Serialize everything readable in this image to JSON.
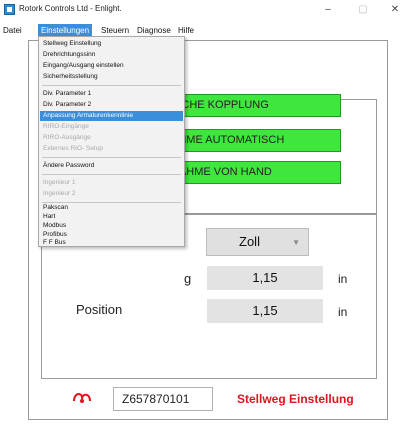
{
  "window": {
    "title": "Rotork Controls Ltd - Enlight.",
    "controls": {
      "minimize": "–",
      "maximize": "▢",
      "close": "✕"
    }
  },
  "menubar": [
    "Datei",
    "Einstellungen",
    "Steuern",
    "Diagnose",
    "Hilfe"
  ],
  "dropdown_menu": {
    "items": [
      {
        "label": "Stellweg Einstellung",
        "enabled": true
      },
      {
        "label": "Drehrichtungssinn",
        "enabled": true
      },
      {
        "label": "Eingang/Ausgang einstellen",
        "enabled": true
      },
      {
        "label": "Sicherheitsstellung",
        "enabled": true
      },
      {
        "label": "Div. Parameter 1",
        "enabled": true
      },
      {
        "label": "Div. Parameter 2",
        "enabled": true
      },
      {
        "label": "Anpassung Armaturenkennlinie",
        "enabled": true,
        "highlighted": true
      },
      {
        "label": "RIRO-Eingänge",
        "enabled": false
      },
      {
        "label": "RIRO-Ausgänge",
        "enabled": false
      },
      {
        "label": "Externes RIO- Setup",
        "enabled": false
      },
      {
        "label": "Ändere Password",
        "enabled": true
      },
      {
        "label": "Ingenieur 1",
        "enabled": false
      },
      {
        "label": "Ingenieur 2",
        "enabled": false
      },
      {
        "label": "Pakscan",
        "enabled": true
      },
      {
        "label": "Hart",
        "enabled": true
      },
      {
        "label": "Modbus",
        "enabled": true
      },
      {
        "label": "Profibus",
        "enabled": true
      },
      {
        "label": "F F Bus",
        "enabled": true
      }
    ]
  },
  "green_buttons": [
    "ISCHE KOPPLUNG",
    "AHME AUTOMATISCH",
    "NAHME VON HAND"
  ],
  "unit_select": {
    "value": "Zoll",
    "arrow": "▼"
  },
  "rows": [
    {
      "label": "g",
      "value": "1,15",
      "unit": "in"
    },
    {
      "label": "Position",
      "value": "1,15",
      "unit": "in"
    }
  ],
  "footer": {
    "serial": "Z657870101",
    "status": "Stellweg Einstellung"
  },
  "colors": {
    "accent": "#3b8ed9",
    "green": "#3ee63e",
    "status_red": "#e0141e",
    "menu_bg": "#f2f2f2"
  },
  "icons": [
    "app-icon",
    "rotork-logo-icon",
    "chevron-down-icon"
  ]
}
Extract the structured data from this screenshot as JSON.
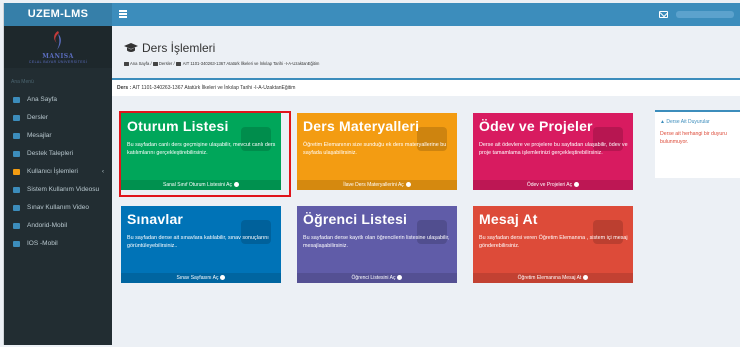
{
  "app": {
    "title": "UZEM-LMS"
  },
  "logo": {
    "line1": "MANISA",
    "line2": "CELAL BAYAR ÜNİVERSİTESİ"
  },
  "sidebar": {
    "header": "Ana Menü",
    "items": [
      {
        "label": "Ana Sayfa",
        "icon": "home-icon",
        "color": "#3c8dbc"
      },
      {
        "label": "Dersler",
        "icon": "book-icon",
        "color": "#3c8dbc"
      },
      {
        "label": "Mesajlar",
        "icon": "envelope-icon",
        "color": "#3c8dbc"
      },
      {
        "label": "Destek Talepleri",
        "icon": "support-icon",
        "color": "#3c8dbc"
      },
      {
        "label": "Kullanıcı İşlemleri",
        "icon": "user-icon",
        "color": "#f39c12",
        "arrow": "‹"
      },
      {
        "label": "Sistem Kullanım Videosu",
        "icon": "video-icon",
        "color": "#3c8dbc"
      },
      {
        "label": "Sınav Kullanım Video",
        "icon": "video-icon",
        "color": "#3c8dbc"
      },
      {
        "label": "Andorid-Mobil",
        "icon": "video-icon",
        "color": "#3c8dbc"
      },
      {
        "label": "IOS -Mobil",
        "icon": "video-icon",
        "color": "#3c8dbc"
      }
    ]
  },
  "page": {
    "title": "Ders İşlemleri",
    "breadcrumb": [
      "Ana Sayfa",
      "Dersler",
      "AIT 1101-340263-1367 Atatürk İlkeleri ve İnkılap Tarihi -I-A-UzaktanEğitim"
    ],
    "course_label": "Ders :",
    "course_name": "AIT 1101-340263-1367 Atatürk İlkeleri ve İnkılap Tarihi -I-A-UzaktanEğitim"
  },
  "tiles": [
    {
      "title": "Oturum Listesi",
      "desc": "Bu sayfadan canlı ders geçmişine ulaşabilir, mevcut canlı ders katılımlarını gerçekleştirebilirsiniz.",
      "footer": "Sanal Sınıf Oturum Listesini Aç",
      "color": "#00a65a"
    },
    {
      "title": "Ders Materyalleri",
      "desc": "Öğretim Elemanının size sunduğu ek ders materyallerine bu sayfada ulaşabilirsiniz.",
      "footer": "İlave Ders Materyallerini Aç",
      "color": "#f39c12"
    },
    {
      "title": "Ödev ve Projeler",
      "desc": "Derse ait ödevlere ve projelere bu sayfadan ulaşabilir, ödev ve proje tamamlama işlemlerinizi gerçekleştirebilirsiniz.",
      "footer": "Ödev ve Projeleri Aç",
      "color": "#d81b60"
    },
    {
      "title": "Sınavlar",
      "desc": "Bu sayfadan derse ait sınavlara katılabilir, sınav sonuçlarını görüntüleyebilirsiniz..",
      "footer": "Sınav Sayfasını Aç",
      "color": "#0073b7"
    },
    {
      "title": "Öğrenci Listesi",
      "desc": "Bu sayfadan derse kayıtlı olan öğrencilerin listesine ulaşabilir, mesajlaşabilirsiniz.",
      "footer": "Öğrenci Listesini Aç",
      "color": "#605ca8"
    },
    {
      "title": "Mesaj At",
      "desc": "Bu sayfadan dersi veren Öğretim Elemanına , sistem içi mesaj gönderebilirsiniz.",
      "footer": "Öğretim Elemanına Mesaj At",
      "color": "#dd4b39"
    }
  ],
  "announcements": {
    "title": "Derse Ait Duyurular",
    "body": "Derse ait herhangi bir duyuru bulunmuyor."
  }
}
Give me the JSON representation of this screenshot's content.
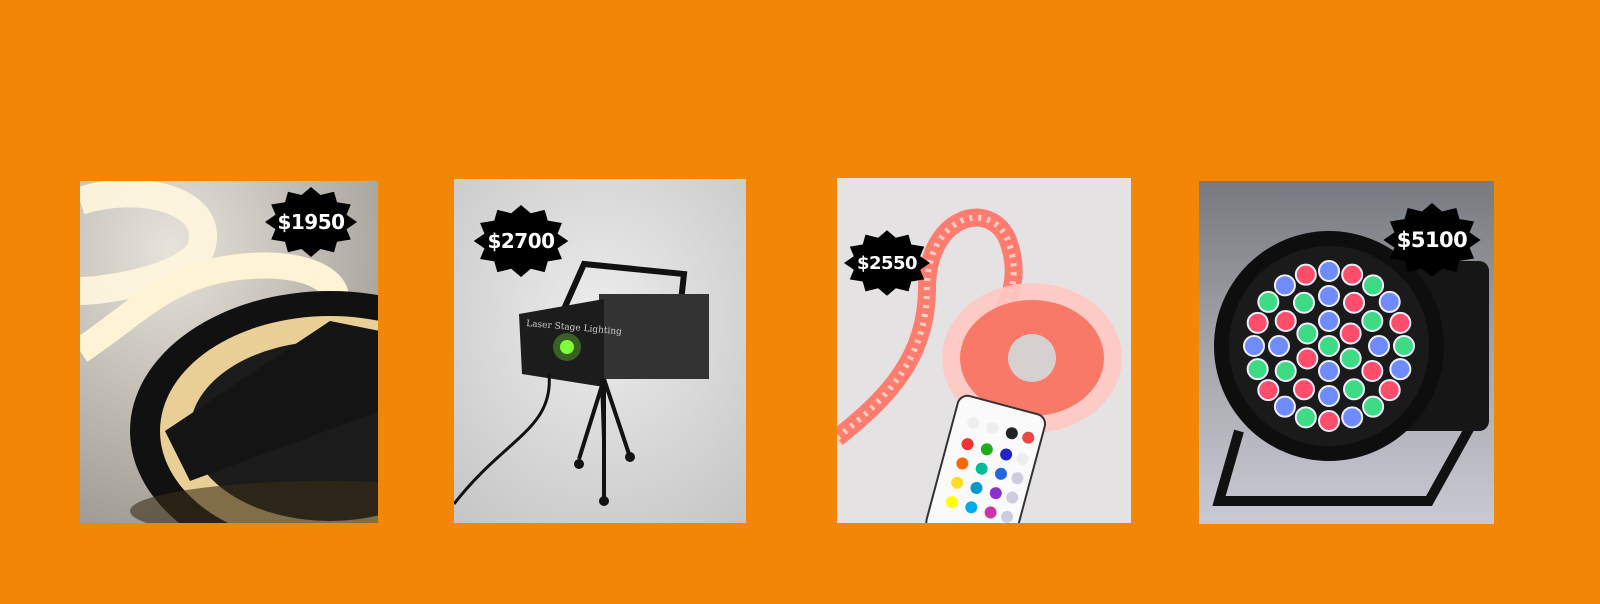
{
  "background_color": "#f28705",
  "products": [
    {
      "name": "warm-white-led-strip",
      "price": "$1950"
    },
    {
      "name": "laser-stage-light",
      "price": "$2700",
      "device_label": "Laser Stage Lighting"
    },
    {
      "name": "rgb-led-strip-with-remote",
      "price": "$2550"
    },
    {
      "name": "rgb-led-par-light",
      "price": "$5100"
    }
  ]
}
▬▬▬
**TO BE DONE:**
Show every line from the listing above in which the string "RIRO" appears.

**EXERCISE ANSWER:**
        "label": "RIRO-Eingänge",
        "label": "RIRO-Ausgänge",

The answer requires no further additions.